§ Goal of the exercise: Set down the data below without change, skipping the pictures it holds.
══ Records for processing
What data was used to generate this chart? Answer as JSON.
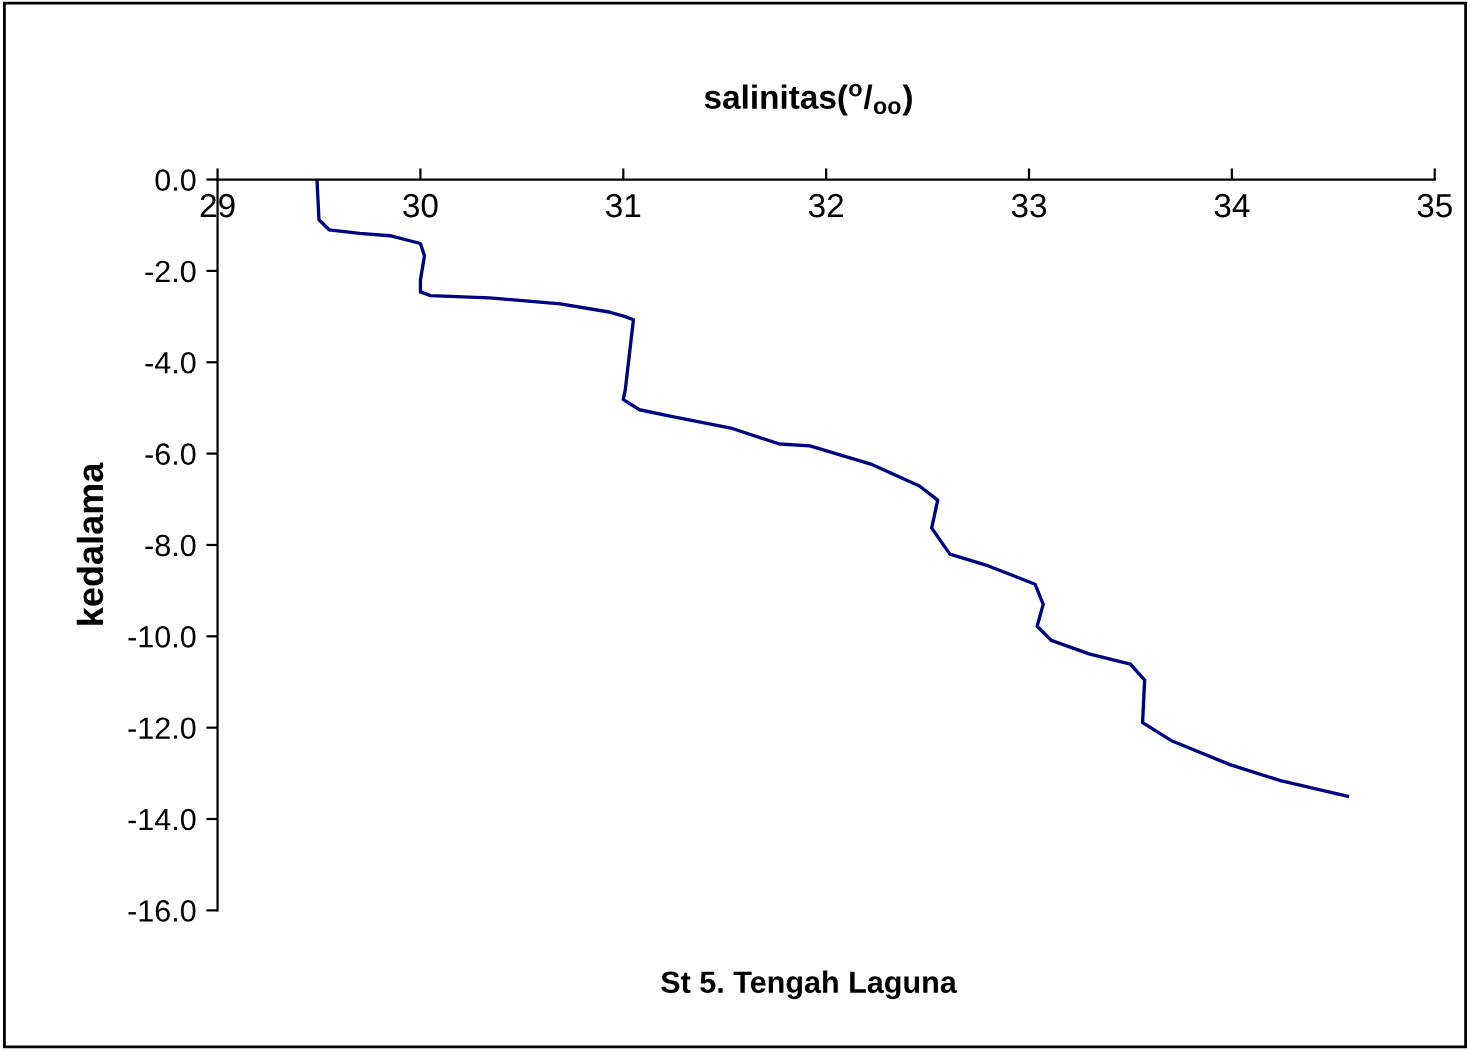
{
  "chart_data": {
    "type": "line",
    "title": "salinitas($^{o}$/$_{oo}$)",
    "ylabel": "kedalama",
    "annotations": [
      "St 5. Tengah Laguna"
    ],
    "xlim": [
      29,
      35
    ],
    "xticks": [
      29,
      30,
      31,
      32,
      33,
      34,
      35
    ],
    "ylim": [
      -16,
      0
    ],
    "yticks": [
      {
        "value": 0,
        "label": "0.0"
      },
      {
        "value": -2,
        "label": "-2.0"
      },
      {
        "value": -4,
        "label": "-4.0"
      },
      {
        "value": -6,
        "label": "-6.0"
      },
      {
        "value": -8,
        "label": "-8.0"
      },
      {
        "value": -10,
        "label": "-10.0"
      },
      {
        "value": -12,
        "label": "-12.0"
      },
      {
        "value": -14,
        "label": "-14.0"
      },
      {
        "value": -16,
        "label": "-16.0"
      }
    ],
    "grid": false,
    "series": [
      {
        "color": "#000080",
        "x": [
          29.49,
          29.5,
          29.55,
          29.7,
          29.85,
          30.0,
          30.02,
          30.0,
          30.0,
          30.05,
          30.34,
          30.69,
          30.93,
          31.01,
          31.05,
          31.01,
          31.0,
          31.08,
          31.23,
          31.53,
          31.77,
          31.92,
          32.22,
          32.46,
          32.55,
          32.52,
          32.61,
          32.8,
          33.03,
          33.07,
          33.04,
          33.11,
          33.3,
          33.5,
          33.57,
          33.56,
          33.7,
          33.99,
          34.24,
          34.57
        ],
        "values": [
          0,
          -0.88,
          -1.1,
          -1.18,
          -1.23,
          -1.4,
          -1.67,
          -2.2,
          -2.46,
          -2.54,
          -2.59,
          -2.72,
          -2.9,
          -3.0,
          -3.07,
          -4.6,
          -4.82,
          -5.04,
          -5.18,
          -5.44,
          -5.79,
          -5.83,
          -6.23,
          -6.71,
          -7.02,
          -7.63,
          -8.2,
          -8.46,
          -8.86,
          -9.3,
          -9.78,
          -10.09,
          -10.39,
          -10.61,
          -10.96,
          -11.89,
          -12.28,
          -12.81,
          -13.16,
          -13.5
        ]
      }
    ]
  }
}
════
§ Result of this task:
What data was used to generate this chart? Answer as JSON.
{
  "chart_data": {
    "type": "line",
    "title": "salinitas($^{o}$/$_{oo}$)",
    "ylabel": "kedalama",
    "annotations": [
      "St 5. Tengah Laguna"
    ],
    "xlim": [
      29,
      35
    ],
    "xticks": [
      29,
      30,
      31,
      32,
      33,
      34,
      35
    ],
    "ylim": [
      -16,
      0
    ],
    "yticks": [
      {
        "value": 0,
        "label": "0.0"
      },
      {
        "value": -2,
        "label": "-2.0"
      },
      {
        "value": -4,
        "label": "-4.0"
      },
      {
        "value": -6,
        "label": "-6.0"
      },
      {
        "value": -8,
        "label": "-8.0"
      },
      {
        "value": -10,
        "label": "-10.0"
      },
      {
        "value": -12,
        "label": "-12.0"
      },
      {
        "value": -14,
        "label": "-14.0"
      },
      {
        "value": -16,
        "label": "-16.0"
      }
    ],
    "grid": false,
    "series": [
      {
        "color": "#000080",
        "x": [
          29.49,
          29.5,
          29.55,
          29.7,
          29.85,
          30.0,
          30.02,
          30.0,
          30.0,
          30.05,
          30.34,
          30.69,
          30.93,
          31.01,
          31.05,
          31.01,
          31.0,
          31.08,
          31.23,
          31.53,
          31.77,
          31.92,
          32.22,
          32.46,
          32.55,
          32.52,
          32.61,
          32.8,
          33.03,
          33.07,
          33.04,
          33.11,
          33.3,
          33.5,
          33.57,
          33.56,
          33.7,
          33.99,
          34.24,
          34.57
        ],
        "values": [
          0,
          -0.88,
          -1.1,
          -1.18,
          -1.23,
          -1.4,
          -1.67,
          -2.2,
          -2.46,
          -2.54,
          -2.59,
          -2.72,
          -2.9,
          -3.0,
          -3.07,
          -4.6,
          -4.82,
          -5.04,
          -5.18,
          -5.44,
          -5.79,
          -5.83,
          -6.23,
          -6.71,
          -7.02,
          -7.63,
          -8.2,
          -8.46,
          -8.86,
          -9.3,
          -9.78,
          -10.09,
          -10.39,
          -10.61,
          -10.96,
          -11.89,
          -12.28,
          -12.81,
          -13.16,
          -13.5
        ]
      }
    ]
  }
}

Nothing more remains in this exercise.